* Direction *
Would you set down every entry shown below, precisely as written?

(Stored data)
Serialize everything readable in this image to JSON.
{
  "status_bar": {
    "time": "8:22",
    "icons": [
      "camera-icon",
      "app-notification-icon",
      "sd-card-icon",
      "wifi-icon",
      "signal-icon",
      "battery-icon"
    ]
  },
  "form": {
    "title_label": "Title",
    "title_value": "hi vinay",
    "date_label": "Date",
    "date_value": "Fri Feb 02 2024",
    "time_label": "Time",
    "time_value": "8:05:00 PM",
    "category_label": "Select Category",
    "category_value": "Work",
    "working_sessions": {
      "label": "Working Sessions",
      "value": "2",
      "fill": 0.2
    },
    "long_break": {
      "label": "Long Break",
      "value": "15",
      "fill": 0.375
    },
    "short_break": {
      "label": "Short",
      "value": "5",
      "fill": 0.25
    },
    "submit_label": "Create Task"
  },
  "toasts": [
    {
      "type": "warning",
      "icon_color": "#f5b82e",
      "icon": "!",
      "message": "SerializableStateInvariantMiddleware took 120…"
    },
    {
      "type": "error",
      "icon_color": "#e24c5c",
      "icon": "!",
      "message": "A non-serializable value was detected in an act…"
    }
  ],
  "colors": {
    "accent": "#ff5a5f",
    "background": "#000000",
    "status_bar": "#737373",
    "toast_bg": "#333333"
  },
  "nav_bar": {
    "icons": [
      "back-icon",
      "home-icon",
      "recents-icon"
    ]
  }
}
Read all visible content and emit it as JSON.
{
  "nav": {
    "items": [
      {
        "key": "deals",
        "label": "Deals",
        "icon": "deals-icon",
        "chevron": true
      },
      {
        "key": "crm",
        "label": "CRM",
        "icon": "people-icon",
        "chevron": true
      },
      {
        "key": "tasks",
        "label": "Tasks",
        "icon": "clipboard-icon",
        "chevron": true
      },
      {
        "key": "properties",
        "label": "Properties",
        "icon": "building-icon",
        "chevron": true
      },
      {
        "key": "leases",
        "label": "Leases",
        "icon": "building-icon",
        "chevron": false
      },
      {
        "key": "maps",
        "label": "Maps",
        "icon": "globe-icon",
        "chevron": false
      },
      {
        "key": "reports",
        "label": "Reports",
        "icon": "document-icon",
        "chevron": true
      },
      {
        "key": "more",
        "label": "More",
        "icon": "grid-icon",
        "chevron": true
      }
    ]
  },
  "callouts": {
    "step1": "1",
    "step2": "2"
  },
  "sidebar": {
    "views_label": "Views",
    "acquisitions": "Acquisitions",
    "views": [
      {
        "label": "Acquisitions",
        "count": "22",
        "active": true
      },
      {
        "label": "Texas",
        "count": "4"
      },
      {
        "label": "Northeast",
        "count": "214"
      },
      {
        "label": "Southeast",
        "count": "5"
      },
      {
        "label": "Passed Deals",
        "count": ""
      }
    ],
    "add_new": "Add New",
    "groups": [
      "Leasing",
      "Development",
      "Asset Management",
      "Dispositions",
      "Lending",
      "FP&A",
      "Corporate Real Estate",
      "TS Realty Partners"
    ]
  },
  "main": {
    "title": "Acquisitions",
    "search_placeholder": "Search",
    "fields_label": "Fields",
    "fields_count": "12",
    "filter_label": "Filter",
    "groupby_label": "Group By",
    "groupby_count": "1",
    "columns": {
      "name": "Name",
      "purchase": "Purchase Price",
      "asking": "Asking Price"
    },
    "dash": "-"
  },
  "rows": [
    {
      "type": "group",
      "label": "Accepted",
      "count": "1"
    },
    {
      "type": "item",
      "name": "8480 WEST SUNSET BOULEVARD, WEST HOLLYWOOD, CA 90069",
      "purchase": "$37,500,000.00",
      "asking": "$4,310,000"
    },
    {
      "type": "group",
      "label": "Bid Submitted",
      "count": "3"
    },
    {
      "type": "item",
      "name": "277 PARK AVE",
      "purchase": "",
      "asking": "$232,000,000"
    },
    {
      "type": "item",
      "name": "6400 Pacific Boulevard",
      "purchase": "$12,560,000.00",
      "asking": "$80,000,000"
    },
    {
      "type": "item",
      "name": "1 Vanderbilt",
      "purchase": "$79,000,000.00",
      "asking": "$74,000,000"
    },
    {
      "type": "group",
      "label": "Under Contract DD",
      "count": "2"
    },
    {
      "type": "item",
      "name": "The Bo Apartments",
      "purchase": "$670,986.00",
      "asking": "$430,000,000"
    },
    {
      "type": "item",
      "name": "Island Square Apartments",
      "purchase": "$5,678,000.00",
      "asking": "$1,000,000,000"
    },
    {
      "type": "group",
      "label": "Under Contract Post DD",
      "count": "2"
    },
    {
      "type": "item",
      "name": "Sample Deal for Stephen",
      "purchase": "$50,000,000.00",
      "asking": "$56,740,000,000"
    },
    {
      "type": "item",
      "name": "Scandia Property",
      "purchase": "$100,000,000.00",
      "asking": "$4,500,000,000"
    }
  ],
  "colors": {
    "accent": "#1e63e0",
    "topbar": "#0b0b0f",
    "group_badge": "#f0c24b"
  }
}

* Task solution *
Serialize everything readable in this image to JSON.
{
  "status_bar": {
    "time": "8:22",
    "icons": [
      "camera-icon",
      "app-notification-icon",
      "sd-card-icon",
      "wifi-icon",
      "signal-icon",
      "battery-icon"
    ]
  },
  "form": {
    "title_label": "Title",
    "title_value": "hi vinay",
    "date_label": "Date",
    "date_value": "Fri Feb 02 2024",
    "time_label": "Time",
    "time_value": "8:05:00 PM",
    "category_label": "Select Category",
    "category_value": "Work",
    "working_sessions": {
      "label": "Working Sessions",
      "value": "2",
      "fill": 0.2
    },
    "long_break": {
      "label": "Long Break",
      "value": "15",
      "fill": 0.375
    },
    "short_break": {
      "label": "Short",
      "value": "5",
      "fill": 0.25
    },
    "submit_label": "Create Task"
  },
  "toasts": [
    {
      "type": "warning",
      "icon_color": "#f5b82e",
      "icon": "!",
      "message": "SerializableStateInvariantMiddleware took 120…"
    },
    {
      "type": "error",
      "icon_color": "#e24c5c",
      "icon": "!",
      "message": "A non-serializable value was detected in an act…"
    }
  ],
  "colors": {
    "accent": "#ff5a5f",
    "background": "#000000",
    "status_bar": "#737373",
    "toast_bg": "#333333"
  },
  "nav_bar": {
    "icons": [
      "back-icon",
      "home-icon",
      "recents-icon"
    ]
  }
}
Read all visible content and emit it as JSON.
{
  "nav": {
    "items": [
      {
        "key": "deals",
        "label": "Deals",
        "icon": "deals-icon",
        "chevron": true
      },
      {
        "key": "crm",
        "label": "CRM",
        "icon": "people-icon",
        "chevron": true
      },
      {
        "key": "tasks",
        "label": "Tasks",
        "icon": "clipboard-icon",
        "chevron": true
      },
      {
        "key": "properties",
        "label": "Properties",
        "icon": "building-icon",
        "chevron": true
      },
      {
        "key": "leases",
        "label": "Leases",
        "icon": "building-icon",
        "chevron": false
      },
      {
        "key": "maps",
        "label": "Maps",
        "icon": "globe-icon",
        "chevron": false
      },
      {
        "key": "reports",
        "label": "Reports",
        "icon": "document-icon",
        "chevron": true
      },
      {
        "key": "more",
        "label": "More",
        "icon": "grid-icon",
        "chevron": true
      }
    ]
  },
  "callouts": {
    "step1": "1",
    "step2": "2"
  },
  "sidebar": {
    "views_label": "Views",
    "acquisitions": "Acquisitions",
    "views": [
      {
        "label": "Acquisitions",
        "count": "22",
        "active": true
      },
      {
        "label": "Texas",
        "count": "4"
      },
      {
        "label": "Northeast",
        "count": "214"
      },
      {
        "label": "Southeast",
        "count": "5"
      },
      {
        "label": "Passed Deals",
        "count": ""
      }
    ],
    "add_new": "Add New",
    "groups": [
      "Leasing",
      "Development",
      "Asset Management",
      "Dispositions",
      "Lending",
      "FP&A",
      "Corporate Real Estate",
      "TS Realty Partners"
    ]
  },
  "main": {
    "title": "Acquisitions",
    "search_placeholder": "Search",
    "fields_label": "Fields",
    "fields_count": "12",
    "filter_label": "Filter",
    "groupby_label": "Group By",
    "groupby_count": "1",
    "columns": {
      "name": "Name",
      "purchase": "Purchase Price",
      "asking": "Asking Price"
    },
    "dash": "-"
  },
  "rows": [
    {
      "type": "group",
      "label": "Accepted",
      "count": "1"
    },
    {
      "type": "item",
      "name": "8480 WEST SUNSET BOULEVARD, WEST HOLLYWOOD, CA 90069",
      "purchase": "$37,500,000.00",
      "asking": "$4,310,000"
    },
    {
      "type": "group",
      "label": "Bid Submitted",
      "count": "3"
    },
    {
      "type": "item",
      "name": "277 PARK AVE",
      "purchase": "",
      "asking": "$232,000,000"
    },
    {
      "type": "item",
      "name": "6400 Pacific Boulevard",
      "purchase": "$12,560,000.00",
      "asking": "$80,000,000"
    },
    {
      "type": "item",
      "name": "1 Vanderbilt",
      "purchase": "$79,000,000.00",
      "asking": "$74,000,000"
    },
    {
      "type": "group",
      "label": "Under Contract DD",
      "count": "2"
    },
    {
      "type": "item",
      "name": "The Bo Apartments",
      "purchase": "$670,986.00",
      "asking": "$430,000,000"
    },
    {
      "type": "item",
      "name": "Island Square Apartments",
      "purchase": "$5,678,000.00",
      "asking": "$1,000,000,000"
    },
    {
      "type": "group",
      "label": "Under Contract Post DD",
      "count": "2"
    },
    {
      "type": "item",
      "name": "Sample Deal for Stephen",
      "purchase": "$50,000,000.00",
      "asking": "$56,740,000,000"
    },
    {
      "type": "item",
      "name": "Scandia Property",
      "purchase": "$100,000,000.00",
      "asking": "$4,500,000,000"
    }
  ],
  "colors": {
    "accent": "#1e63e0",
    "topbar": "#0b0b0f",
    "group_badge": "#f0c24b"
  }
}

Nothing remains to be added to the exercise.